Job: Find the lines that hold the word "ylabel" and return them.

§

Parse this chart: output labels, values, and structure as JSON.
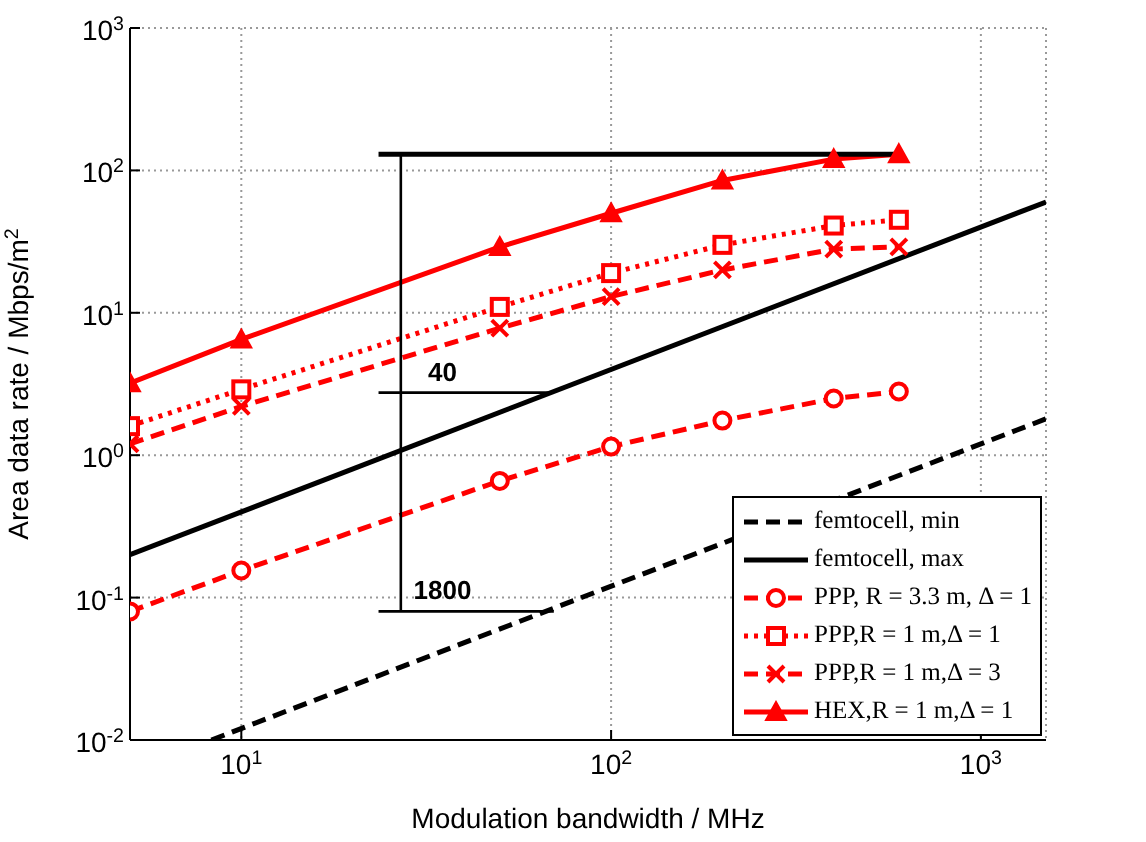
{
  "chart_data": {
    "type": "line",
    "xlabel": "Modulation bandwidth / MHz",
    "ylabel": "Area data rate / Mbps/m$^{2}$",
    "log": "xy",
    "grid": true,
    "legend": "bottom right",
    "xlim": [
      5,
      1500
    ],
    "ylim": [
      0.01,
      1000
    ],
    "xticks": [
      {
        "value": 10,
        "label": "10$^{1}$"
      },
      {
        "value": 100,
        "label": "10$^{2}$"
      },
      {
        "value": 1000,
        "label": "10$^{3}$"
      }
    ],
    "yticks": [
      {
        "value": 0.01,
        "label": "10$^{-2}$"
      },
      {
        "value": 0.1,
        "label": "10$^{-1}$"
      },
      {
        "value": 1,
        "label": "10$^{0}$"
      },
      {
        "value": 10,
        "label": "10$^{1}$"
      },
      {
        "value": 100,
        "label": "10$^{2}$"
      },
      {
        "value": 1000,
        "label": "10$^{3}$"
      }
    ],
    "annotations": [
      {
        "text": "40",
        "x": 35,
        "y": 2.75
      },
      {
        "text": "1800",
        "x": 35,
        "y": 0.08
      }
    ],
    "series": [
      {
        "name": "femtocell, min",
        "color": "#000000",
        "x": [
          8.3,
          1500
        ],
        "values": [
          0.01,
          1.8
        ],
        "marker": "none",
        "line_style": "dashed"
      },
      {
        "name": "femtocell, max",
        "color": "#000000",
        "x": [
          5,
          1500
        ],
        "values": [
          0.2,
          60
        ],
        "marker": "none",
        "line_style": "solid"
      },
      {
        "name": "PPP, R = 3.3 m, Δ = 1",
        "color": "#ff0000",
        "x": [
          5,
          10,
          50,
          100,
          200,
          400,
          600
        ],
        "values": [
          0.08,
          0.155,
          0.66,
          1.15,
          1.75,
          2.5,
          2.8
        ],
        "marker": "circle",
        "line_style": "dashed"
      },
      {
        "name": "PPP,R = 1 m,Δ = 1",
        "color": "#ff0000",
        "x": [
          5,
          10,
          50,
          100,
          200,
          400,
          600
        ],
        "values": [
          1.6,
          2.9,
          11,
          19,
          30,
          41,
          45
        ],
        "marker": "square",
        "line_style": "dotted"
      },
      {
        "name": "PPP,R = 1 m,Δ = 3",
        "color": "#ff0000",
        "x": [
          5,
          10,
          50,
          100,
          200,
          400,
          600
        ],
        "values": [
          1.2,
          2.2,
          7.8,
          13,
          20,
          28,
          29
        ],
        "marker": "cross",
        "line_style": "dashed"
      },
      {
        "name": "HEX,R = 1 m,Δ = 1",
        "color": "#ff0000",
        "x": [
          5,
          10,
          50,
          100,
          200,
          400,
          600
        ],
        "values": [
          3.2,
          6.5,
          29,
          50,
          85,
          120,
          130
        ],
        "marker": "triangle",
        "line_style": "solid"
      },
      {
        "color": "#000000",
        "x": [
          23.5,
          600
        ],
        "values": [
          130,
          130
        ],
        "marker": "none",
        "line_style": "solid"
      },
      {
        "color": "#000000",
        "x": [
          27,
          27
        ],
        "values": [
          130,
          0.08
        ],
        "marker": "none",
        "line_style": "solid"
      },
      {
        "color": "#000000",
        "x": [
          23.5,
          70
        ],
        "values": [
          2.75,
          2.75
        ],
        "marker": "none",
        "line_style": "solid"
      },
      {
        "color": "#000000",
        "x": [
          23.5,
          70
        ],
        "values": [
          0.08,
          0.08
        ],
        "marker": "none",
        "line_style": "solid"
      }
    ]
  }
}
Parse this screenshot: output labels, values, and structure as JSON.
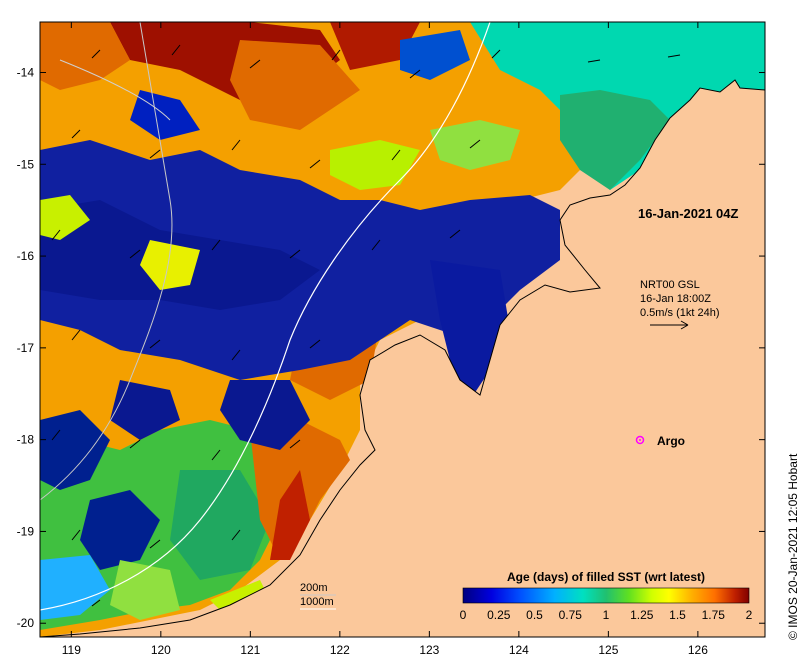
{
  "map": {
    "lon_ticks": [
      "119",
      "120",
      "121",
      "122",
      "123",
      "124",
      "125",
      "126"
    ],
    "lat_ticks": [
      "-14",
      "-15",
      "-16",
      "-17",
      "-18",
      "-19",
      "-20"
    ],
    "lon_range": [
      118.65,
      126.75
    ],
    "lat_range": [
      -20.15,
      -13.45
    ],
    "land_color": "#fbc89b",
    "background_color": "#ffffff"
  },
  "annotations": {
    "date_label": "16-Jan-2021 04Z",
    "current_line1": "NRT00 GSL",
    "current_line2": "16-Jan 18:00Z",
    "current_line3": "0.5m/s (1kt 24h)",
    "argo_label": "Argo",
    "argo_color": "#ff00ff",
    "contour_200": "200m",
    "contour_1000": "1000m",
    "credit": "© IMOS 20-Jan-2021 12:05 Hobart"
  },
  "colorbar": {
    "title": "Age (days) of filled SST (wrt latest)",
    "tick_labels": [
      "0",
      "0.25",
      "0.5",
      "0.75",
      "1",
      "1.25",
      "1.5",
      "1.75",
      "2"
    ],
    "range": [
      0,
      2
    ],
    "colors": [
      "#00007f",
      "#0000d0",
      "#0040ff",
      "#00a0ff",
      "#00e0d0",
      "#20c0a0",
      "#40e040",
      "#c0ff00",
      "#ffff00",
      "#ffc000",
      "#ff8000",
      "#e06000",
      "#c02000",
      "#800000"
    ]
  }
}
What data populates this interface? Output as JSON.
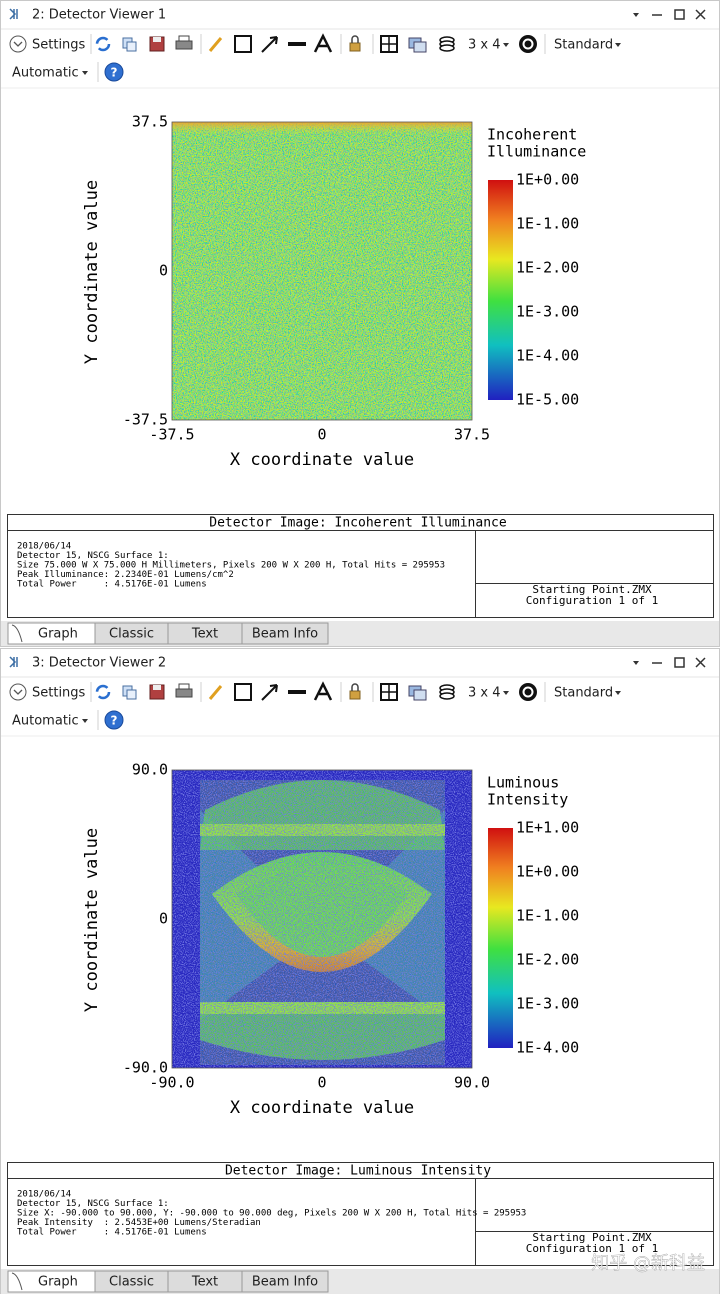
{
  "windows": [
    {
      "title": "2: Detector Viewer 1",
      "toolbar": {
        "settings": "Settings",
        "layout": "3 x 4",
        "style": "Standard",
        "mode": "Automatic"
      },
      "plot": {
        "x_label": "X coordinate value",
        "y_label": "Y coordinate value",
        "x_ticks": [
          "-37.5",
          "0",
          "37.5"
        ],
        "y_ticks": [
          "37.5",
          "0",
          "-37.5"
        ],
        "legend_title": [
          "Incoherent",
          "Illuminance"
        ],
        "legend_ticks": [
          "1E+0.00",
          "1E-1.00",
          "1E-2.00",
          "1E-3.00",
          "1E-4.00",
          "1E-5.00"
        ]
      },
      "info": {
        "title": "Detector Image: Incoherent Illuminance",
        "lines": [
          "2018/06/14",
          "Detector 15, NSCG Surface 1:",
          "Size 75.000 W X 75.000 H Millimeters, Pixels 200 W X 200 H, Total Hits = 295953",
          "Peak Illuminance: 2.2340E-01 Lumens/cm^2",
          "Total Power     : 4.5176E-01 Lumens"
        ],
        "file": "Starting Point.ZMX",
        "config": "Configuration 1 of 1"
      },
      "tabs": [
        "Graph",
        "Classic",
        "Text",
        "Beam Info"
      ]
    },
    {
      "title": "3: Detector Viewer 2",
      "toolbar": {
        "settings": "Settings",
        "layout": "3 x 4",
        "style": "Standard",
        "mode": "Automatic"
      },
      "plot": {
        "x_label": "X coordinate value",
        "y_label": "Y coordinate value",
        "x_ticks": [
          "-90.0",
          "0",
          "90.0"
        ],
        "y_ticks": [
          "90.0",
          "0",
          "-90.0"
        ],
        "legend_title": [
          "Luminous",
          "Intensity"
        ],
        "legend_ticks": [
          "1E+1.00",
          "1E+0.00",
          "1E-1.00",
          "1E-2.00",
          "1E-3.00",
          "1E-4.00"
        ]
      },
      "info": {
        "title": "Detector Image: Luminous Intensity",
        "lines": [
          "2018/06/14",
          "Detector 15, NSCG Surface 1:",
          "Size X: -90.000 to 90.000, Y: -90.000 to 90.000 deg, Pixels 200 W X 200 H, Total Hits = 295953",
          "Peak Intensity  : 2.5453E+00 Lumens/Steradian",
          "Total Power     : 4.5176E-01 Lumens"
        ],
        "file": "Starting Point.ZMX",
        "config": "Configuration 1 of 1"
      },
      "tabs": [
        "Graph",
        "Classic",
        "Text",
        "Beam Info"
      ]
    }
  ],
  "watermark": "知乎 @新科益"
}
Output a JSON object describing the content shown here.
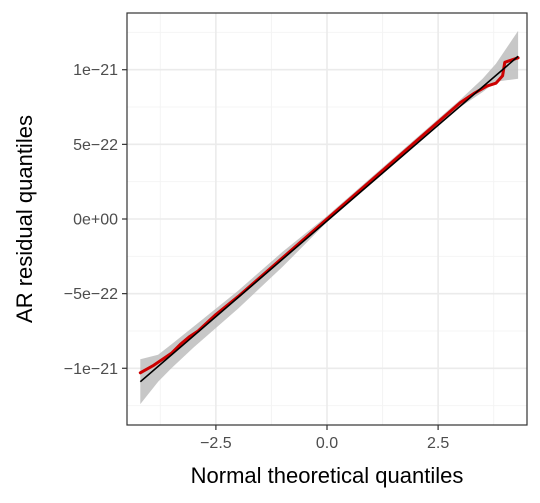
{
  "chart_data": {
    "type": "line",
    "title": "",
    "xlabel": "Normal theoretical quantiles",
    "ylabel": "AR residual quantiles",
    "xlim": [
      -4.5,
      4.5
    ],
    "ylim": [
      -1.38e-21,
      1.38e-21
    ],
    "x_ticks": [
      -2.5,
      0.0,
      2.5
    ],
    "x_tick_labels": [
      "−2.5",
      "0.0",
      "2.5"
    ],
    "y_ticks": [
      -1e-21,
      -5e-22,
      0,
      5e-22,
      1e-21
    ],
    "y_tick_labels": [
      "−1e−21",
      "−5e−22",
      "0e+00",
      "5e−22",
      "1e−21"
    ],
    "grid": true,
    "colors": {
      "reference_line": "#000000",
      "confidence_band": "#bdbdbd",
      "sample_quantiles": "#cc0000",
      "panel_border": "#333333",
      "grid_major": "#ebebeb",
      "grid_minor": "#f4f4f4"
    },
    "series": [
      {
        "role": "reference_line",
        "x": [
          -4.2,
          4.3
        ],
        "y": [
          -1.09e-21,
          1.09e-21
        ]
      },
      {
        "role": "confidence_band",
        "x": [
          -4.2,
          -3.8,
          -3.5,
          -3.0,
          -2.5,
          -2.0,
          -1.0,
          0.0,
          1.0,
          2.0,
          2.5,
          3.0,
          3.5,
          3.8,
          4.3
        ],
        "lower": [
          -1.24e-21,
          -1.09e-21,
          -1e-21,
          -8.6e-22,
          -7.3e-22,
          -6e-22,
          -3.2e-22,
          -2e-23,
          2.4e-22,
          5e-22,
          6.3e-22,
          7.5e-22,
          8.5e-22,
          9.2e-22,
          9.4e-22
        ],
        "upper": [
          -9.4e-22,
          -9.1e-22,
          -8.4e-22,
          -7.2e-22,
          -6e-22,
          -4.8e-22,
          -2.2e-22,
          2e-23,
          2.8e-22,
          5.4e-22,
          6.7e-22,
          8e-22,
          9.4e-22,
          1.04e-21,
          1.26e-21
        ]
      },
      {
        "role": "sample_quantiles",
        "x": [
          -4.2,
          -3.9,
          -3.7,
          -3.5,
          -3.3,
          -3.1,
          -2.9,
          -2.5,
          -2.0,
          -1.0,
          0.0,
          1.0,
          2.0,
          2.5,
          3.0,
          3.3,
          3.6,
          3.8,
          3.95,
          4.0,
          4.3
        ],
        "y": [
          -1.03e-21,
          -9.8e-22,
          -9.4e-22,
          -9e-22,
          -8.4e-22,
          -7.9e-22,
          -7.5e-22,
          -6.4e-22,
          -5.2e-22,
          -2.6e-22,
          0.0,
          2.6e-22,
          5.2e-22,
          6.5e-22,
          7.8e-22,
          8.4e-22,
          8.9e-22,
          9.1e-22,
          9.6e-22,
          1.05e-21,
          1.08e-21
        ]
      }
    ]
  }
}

§

Output of the exercise:
    "ylabel": "Area data rate / Mbps/m$^{2}$",
    "ylabel": "AR residual quantiles",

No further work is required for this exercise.